Copy out each line that includes the word "explorer".

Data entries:
--- Start ---
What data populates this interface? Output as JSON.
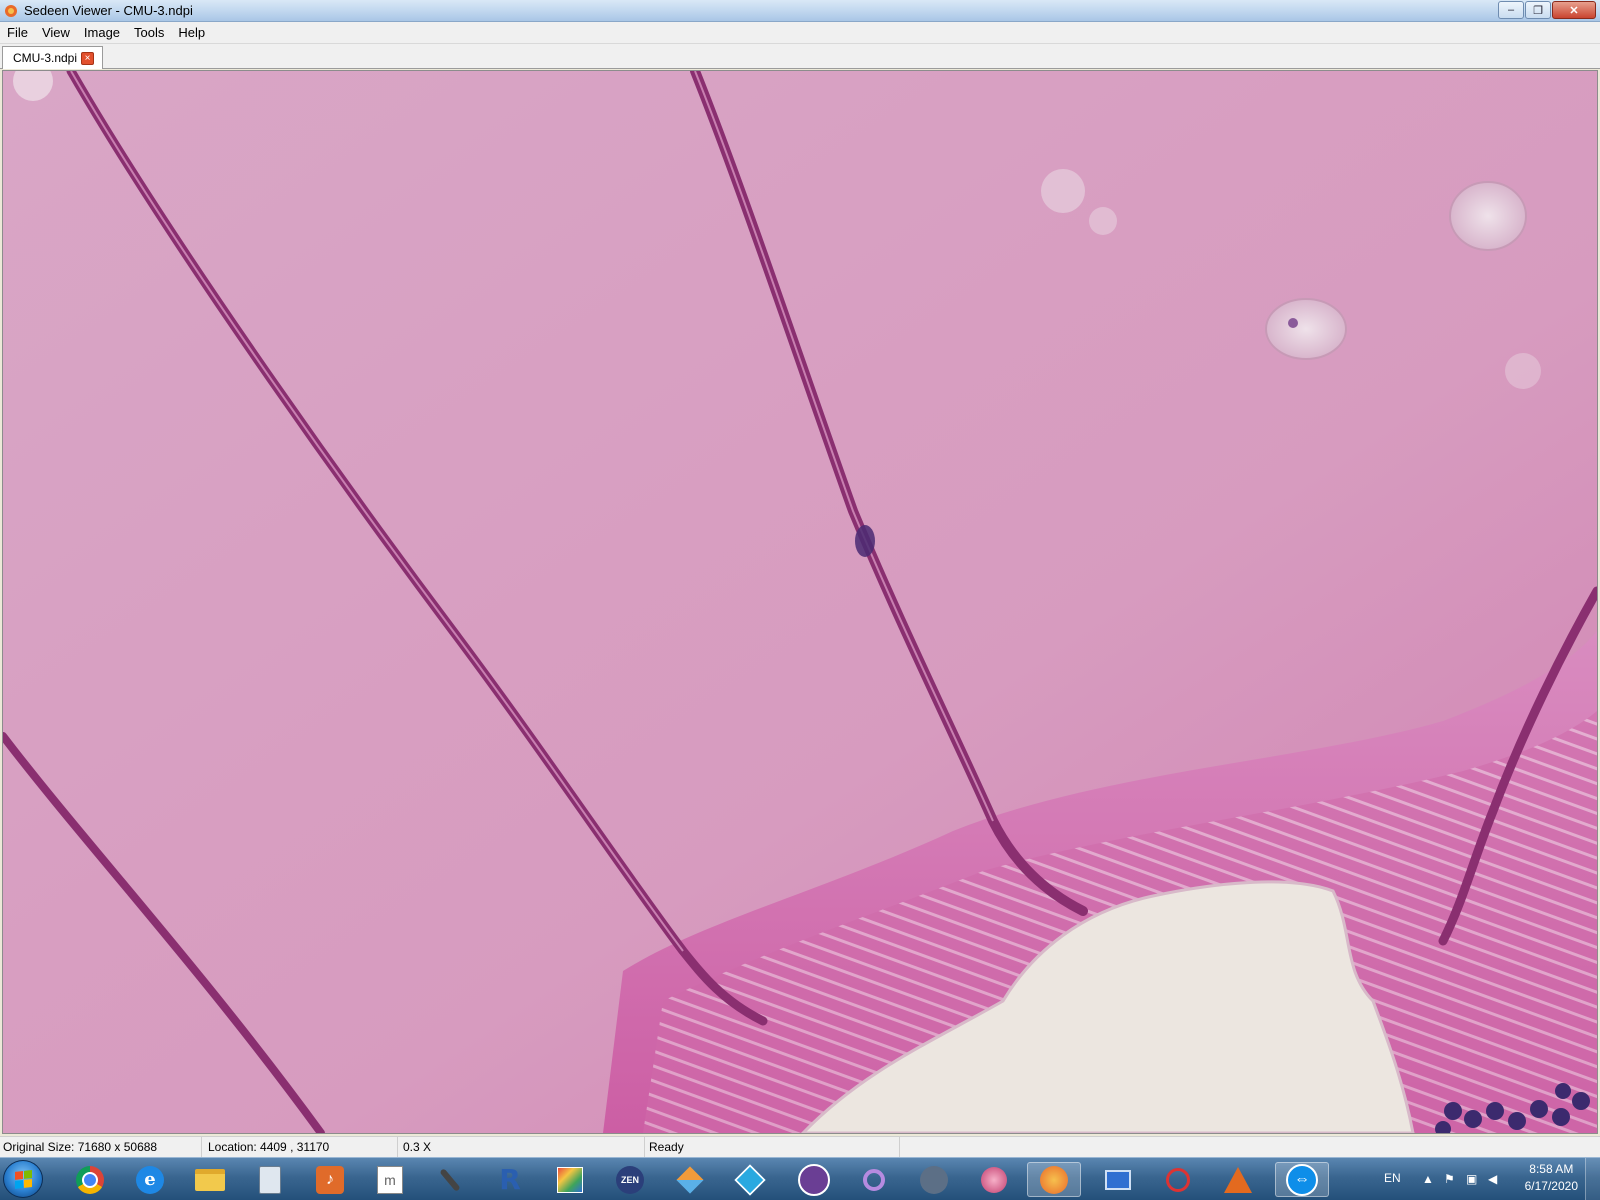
{
  "window": {
    "title": "Sedeen Viewer - CMU-3.ndpi"
  },
  "window_controls": {
    "minimize": "–",
    "restore": "❐",
    "close": "✕"
  },
  "menu": {
    "items": [
      "File",
      "View",
      "Image",
      "Tools",
      "Help"
    ]
  },
  "tabs": [
    {
      "label": "CMU-3.ndpi",
      "close_glyph": "×"
    }
  ],
  "viewer": {
    "content": "histology slide image (H&E stained tissue)"
  },
  "status": {
    "original_size": "Original Size: 71680 x 50688",
    "location": "Location: 4409 , 31170",
    "zoom": "0.3 X",
    "state": "Ready"
  },
  "taskbar": {
    "apps": [
      "start-orb",
      "chrome-icon",
      "internet-explorer-icon",
      "file-explorer-icon",
      "calculator-icon",
      "volume-mixer-icon",
      "text-editor-icon",
      "microphone-icon",
      "r-icon",
      "image-viewer-icon",
      "zen-icon",
      "cubes-icon",
      "prism-icon",
      "cat-icon",
      "magnifier-icon",
      "qupath-icon",
      "slide-icon",
      "sedeen-icon",
      "remote-desktop-icon",
      "snipping-icon",
      "matlab-icon",
      "teamviewer-icon"
    ],
    "zen_label": "ZEN",
    "r_label": "R",
    "active_app": "sedeen-icon"
  },
  "tray": {
    "language": "EN",
    "time": "8:58 AM",
    "date": "6/17/2020"
  },
  "colors": {
    "tissue_pink": "#d89fc1",
    "fiber_purple": "#8a2f70",
    "lumen_white": "#ece6e0",
    "nuclei_dark": "#3c2a6e",
    "taskbar_blue": "#2e5c88"
  }
}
--- End ---
▶ TASK RESPONSE
      "internet-explorer-icon",
      "file-explorer-icon",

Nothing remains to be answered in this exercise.